**EXERCISE PROMPT**
Check every line of the entries below for the word "after", and copy the ones that have it.

**DATASET RECORDS**
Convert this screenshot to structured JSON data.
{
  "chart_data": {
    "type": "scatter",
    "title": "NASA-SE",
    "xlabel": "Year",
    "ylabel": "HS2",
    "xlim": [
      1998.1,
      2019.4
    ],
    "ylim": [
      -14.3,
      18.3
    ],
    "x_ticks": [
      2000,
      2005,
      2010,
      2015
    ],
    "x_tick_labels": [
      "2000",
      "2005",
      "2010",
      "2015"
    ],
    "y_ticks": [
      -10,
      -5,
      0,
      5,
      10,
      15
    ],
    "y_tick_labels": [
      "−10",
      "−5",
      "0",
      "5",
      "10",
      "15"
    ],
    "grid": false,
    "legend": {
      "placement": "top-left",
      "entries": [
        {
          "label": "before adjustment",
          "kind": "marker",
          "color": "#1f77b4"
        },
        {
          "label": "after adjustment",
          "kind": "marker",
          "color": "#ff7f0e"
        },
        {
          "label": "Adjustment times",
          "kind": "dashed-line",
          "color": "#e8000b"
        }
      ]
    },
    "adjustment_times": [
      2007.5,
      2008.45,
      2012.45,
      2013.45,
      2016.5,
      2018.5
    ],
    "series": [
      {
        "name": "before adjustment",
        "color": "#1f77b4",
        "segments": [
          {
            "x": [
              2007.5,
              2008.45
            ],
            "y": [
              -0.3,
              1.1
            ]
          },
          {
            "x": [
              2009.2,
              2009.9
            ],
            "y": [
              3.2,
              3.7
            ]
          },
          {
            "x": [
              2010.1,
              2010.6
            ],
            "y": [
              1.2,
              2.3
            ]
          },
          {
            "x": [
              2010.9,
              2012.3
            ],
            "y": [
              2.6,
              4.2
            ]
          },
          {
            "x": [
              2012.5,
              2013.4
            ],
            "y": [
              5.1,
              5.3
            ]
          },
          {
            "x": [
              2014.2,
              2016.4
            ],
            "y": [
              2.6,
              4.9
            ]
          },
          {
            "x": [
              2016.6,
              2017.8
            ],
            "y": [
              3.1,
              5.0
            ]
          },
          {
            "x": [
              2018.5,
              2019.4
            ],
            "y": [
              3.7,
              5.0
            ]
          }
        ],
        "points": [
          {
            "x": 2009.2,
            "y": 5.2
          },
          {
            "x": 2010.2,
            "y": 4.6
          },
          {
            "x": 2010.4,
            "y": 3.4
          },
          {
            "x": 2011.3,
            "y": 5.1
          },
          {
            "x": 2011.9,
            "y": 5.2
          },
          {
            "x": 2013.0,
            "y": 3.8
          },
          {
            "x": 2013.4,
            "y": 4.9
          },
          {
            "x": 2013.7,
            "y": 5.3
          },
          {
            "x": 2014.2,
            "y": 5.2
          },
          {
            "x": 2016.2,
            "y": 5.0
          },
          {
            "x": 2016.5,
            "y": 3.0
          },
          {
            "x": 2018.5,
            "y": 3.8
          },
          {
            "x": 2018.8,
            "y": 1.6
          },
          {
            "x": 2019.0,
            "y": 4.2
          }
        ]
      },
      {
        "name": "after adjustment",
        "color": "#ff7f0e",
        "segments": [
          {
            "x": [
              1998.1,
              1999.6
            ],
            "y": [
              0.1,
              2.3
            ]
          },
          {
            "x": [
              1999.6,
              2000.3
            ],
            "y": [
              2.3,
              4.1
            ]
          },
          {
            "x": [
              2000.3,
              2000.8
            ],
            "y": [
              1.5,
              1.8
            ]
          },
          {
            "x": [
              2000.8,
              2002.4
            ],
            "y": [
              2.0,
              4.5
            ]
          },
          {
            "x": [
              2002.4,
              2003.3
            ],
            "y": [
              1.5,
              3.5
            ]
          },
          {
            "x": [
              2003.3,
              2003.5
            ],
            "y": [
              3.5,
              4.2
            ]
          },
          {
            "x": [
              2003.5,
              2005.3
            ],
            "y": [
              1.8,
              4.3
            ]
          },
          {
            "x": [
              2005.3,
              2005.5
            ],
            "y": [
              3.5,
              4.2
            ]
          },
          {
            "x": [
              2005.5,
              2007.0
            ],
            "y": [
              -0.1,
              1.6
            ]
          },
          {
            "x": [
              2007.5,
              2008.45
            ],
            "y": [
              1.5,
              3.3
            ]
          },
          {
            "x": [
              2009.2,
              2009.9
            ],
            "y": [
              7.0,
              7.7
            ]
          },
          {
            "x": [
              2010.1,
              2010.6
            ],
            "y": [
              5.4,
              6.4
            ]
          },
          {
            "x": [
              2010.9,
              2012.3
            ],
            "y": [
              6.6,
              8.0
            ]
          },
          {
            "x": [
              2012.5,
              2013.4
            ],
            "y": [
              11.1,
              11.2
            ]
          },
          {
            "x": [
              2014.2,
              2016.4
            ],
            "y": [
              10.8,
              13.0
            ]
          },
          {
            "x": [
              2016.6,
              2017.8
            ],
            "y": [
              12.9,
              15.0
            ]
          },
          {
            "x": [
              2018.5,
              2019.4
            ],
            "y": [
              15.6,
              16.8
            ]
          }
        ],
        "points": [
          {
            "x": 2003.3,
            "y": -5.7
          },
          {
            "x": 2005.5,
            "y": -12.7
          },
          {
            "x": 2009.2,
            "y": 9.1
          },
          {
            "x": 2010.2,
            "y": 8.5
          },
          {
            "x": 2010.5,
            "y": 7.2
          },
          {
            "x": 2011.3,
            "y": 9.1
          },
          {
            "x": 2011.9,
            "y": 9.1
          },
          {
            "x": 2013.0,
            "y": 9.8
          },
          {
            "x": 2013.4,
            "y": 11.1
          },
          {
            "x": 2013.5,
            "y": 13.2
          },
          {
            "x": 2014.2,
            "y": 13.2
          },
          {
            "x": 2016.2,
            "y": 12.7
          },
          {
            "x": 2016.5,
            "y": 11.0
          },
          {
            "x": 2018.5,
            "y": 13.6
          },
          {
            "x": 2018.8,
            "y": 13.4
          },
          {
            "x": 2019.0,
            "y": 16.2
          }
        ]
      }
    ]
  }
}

**TASK ANSWER**
          "label": "after adjustment",
        "name": "after adjustment",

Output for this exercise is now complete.